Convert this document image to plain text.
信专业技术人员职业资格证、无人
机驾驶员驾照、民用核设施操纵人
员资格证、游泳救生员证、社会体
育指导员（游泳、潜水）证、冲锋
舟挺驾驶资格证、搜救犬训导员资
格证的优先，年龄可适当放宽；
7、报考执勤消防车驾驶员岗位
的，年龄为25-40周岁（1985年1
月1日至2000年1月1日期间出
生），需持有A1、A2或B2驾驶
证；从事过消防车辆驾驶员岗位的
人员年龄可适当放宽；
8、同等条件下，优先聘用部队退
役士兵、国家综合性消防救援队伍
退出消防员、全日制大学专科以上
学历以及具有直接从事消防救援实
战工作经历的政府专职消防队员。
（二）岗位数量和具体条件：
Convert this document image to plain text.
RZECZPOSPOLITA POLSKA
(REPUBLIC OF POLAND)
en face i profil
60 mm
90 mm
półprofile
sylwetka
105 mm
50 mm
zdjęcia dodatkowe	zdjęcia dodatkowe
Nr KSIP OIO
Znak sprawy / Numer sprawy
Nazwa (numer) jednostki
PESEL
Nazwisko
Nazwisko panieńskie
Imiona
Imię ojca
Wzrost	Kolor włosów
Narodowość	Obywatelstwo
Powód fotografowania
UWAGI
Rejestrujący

Given request
Each line must be given again exactly as written above.

Exercise result
Convert this document image to plain text.
信专业技术人员职业资格证、无人
机驾驶员驾照、民用核设施操纵人
员资格证、游泳救生员证、社会体
育指导员（游泳、潜水）证、冲锋
舟挺驾驶资格证、搜救犬训导员资
格证的优先，年龄可适当放宽；
7、报考执勤消防车驾驶员岗位
的，年龄为25-40周岁（1985年1
月1日至2000年1月1日期间出
生），需持有A1、A2或B2驾驶
证；从事过消防车辆驾驶员岗位的
人员年龄可适当放宽；
8、同等条件下，优先聘用部队退
役士兵、国家综合性消防救援队伍
退出消防员、全日制大学专科以上
学历以及具有直接从事消防救援实
战工作经历的政府专职消防队员。
（二）岗位数量和具体条件：
Convert this document image to plain text.
RZECZPOSPOLITA POLSKA
(REPUBLIC OF POLAND)
en face i profil
60 mm
90 mm
półprofile
sylwetka
105 mm
50 mm
zdjęcia dodatkowe	zdjęcia dodatkowe
Nr KSIP OIO
Znak sprawy / Numer sprawy
Nazwa (numer) jednostki
PESEL
Nazwisko
Nazwisko panieńskie
Imiona
Imię ojca
Wzrost	Kolor włosów
Narodowość	Obywatelstwo
Powód fotografowania
UWAGI
Rejestrujący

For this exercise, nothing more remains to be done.